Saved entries
╔══

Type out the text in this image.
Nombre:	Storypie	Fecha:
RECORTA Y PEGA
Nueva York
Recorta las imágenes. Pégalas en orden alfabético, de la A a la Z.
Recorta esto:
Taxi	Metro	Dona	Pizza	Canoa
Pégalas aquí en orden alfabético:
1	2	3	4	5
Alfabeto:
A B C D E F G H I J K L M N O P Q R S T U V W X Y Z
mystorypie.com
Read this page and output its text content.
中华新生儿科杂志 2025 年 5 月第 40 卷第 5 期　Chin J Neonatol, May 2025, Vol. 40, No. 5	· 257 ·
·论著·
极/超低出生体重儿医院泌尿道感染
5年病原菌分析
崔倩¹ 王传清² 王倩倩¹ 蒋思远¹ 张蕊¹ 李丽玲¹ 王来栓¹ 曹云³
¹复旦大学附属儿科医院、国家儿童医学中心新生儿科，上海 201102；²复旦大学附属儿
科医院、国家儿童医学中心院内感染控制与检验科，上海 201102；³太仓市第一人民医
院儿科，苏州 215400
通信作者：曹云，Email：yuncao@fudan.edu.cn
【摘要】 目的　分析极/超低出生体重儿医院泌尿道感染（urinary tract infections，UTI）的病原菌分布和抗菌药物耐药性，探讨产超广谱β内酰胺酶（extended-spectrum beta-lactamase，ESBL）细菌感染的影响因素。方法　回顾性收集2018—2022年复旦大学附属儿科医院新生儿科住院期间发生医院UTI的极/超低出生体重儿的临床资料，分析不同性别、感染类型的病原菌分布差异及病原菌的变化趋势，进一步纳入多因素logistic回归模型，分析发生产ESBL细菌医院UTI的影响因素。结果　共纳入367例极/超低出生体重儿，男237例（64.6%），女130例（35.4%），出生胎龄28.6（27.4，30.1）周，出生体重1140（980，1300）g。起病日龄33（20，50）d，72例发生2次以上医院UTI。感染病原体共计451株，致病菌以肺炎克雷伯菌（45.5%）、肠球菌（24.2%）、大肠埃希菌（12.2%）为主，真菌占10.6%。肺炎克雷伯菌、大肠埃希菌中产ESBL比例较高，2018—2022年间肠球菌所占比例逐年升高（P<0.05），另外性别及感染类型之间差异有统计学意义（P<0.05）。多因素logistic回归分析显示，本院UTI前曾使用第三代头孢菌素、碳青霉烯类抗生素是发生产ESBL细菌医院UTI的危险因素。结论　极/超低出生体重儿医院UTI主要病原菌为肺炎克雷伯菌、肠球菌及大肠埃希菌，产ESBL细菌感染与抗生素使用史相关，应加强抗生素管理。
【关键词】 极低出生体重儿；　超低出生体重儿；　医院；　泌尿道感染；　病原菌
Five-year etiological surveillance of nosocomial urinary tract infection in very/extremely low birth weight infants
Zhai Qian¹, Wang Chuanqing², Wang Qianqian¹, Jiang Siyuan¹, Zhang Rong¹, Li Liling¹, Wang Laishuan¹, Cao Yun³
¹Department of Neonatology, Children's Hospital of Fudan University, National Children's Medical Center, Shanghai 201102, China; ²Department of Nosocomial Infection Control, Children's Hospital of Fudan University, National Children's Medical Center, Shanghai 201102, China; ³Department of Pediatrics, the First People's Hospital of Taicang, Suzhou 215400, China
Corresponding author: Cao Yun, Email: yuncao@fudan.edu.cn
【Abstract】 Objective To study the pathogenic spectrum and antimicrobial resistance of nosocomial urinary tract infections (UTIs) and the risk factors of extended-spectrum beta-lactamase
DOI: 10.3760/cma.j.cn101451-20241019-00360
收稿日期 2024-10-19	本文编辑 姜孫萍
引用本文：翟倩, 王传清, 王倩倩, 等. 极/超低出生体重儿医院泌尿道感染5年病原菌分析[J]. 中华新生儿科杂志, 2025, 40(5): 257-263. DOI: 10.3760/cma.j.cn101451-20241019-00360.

╚══

Work task ::
Your answer must be a single number: the count of lines in the records above that contain "lactamase".

Result ::
2